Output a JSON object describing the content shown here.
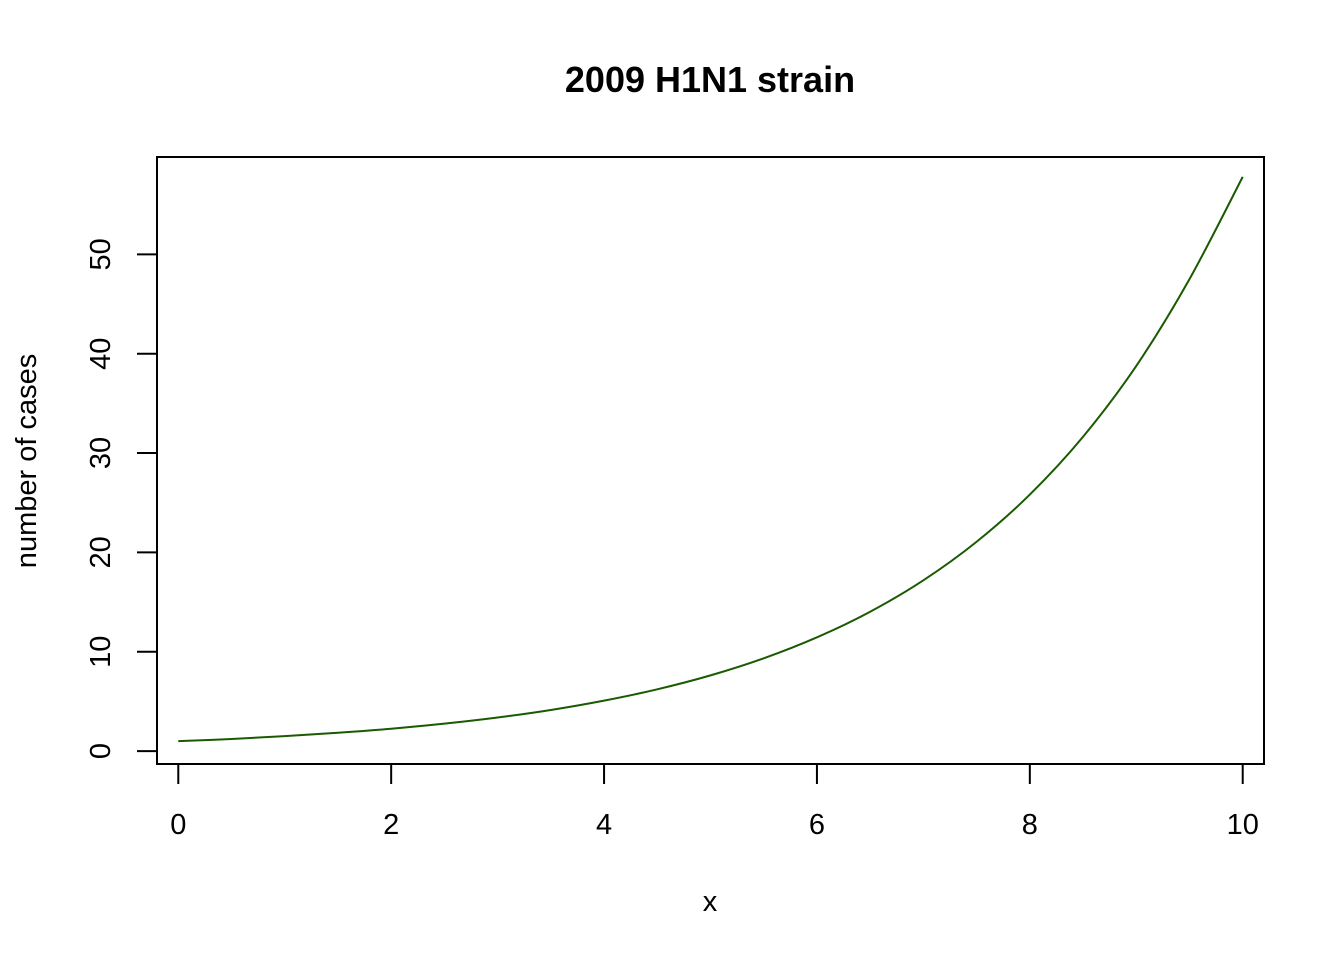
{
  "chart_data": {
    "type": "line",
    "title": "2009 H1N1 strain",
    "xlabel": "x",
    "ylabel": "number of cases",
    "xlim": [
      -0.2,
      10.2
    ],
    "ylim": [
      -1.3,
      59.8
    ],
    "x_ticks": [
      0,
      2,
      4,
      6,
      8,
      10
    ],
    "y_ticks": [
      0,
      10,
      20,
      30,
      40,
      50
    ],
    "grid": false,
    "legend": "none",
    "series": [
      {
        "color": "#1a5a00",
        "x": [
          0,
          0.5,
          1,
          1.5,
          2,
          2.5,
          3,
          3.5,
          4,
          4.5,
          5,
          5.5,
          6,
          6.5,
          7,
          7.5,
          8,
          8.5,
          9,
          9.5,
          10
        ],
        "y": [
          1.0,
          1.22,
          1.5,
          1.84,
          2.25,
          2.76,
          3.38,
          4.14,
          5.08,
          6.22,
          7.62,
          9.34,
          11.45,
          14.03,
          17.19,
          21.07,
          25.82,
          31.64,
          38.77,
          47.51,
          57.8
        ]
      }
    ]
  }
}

* * *

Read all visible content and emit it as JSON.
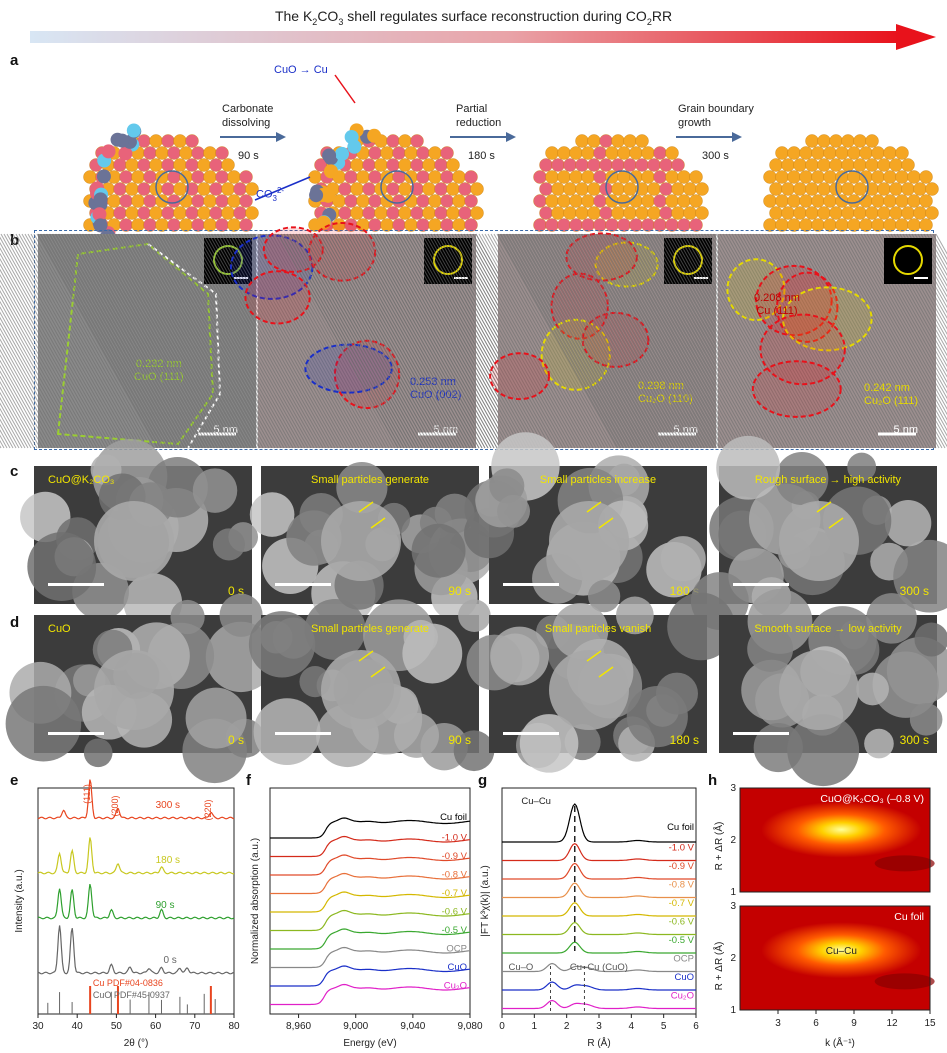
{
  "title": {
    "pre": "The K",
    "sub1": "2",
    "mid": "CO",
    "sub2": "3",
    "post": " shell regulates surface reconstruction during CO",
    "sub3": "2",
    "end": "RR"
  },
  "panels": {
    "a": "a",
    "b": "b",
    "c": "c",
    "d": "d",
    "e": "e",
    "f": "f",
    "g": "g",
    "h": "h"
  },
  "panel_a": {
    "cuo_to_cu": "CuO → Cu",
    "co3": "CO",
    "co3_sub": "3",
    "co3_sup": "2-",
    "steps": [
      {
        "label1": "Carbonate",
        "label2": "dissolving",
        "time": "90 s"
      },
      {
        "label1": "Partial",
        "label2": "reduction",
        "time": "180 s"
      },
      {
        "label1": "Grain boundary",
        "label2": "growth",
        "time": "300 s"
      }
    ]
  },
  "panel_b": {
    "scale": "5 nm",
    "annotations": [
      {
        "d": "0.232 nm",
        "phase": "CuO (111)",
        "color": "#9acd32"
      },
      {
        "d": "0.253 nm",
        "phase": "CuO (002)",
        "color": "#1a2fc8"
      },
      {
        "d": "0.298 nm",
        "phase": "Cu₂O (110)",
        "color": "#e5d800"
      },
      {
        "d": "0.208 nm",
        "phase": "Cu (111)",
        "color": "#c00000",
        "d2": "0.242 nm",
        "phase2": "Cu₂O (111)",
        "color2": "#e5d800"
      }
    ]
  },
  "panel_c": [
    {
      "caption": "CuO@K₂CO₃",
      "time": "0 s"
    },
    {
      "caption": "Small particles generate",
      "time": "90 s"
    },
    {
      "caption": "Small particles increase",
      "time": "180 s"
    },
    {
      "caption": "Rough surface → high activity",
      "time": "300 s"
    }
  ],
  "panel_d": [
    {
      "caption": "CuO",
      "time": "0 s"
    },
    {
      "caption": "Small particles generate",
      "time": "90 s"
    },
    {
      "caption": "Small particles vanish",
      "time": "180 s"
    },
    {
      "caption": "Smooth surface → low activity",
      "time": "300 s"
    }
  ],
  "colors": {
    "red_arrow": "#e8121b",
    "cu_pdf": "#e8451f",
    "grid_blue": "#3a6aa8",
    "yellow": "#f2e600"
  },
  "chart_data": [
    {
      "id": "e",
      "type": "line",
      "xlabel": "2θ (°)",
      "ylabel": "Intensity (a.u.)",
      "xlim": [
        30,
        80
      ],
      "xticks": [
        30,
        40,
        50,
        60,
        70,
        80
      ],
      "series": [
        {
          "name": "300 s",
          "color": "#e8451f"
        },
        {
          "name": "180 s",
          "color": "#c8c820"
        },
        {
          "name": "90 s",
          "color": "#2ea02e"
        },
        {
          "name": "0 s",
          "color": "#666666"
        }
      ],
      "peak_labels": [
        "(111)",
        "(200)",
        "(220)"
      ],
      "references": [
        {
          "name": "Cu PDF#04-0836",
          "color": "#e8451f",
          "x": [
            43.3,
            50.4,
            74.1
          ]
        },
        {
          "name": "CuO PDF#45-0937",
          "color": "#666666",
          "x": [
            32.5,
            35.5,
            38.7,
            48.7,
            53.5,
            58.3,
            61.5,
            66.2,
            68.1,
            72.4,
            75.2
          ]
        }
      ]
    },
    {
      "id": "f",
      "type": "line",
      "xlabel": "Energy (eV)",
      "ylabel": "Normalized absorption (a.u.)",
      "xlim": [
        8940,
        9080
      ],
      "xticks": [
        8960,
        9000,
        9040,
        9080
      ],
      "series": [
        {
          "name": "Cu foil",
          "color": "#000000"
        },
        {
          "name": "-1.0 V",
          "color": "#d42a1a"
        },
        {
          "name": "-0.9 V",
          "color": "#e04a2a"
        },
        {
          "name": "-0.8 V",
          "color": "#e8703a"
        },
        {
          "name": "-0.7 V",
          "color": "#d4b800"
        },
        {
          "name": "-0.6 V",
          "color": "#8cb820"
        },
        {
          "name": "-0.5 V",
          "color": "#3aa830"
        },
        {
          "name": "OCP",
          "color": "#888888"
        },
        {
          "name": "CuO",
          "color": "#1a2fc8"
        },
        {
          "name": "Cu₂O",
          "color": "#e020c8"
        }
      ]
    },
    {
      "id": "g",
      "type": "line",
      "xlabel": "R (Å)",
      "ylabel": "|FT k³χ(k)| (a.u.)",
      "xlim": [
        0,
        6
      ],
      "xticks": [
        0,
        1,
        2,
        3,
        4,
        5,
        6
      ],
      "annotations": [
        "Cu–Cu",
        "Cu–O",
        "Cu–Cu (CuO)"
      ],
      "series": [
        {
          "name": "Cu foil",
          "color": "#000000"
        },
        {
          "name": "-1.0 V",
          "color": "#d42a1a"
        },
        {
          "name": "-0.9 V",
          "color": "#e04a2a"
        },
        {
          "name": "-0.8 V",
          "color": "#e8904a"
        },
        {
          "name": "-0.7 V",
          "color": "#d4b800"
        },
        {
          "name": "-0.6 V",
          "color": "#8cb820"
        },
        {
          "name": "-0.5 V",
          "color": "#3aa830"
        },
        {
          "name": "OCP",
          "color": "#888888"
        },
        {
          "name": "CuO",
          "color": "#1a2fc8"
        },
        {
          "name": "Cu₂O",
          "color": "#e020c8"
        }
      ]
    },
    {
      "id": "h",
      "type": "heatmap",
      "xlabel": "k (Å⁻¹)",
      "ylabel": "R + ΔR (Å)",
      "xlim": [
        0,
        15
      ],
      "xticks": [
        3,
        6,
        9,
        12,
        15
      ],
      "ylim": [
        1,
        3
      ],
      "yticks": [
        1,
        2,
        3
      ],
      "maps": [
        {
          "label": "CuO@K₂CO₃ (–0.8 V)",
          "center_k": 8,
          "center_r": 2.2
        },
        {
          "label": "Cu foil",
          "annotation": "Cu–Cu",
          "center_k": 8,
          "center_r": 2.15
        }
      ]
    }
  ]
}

Task goal ▸
Establish how many lines of the records contain the string "particles" and state that number without elaboration.

Task answer ▸
4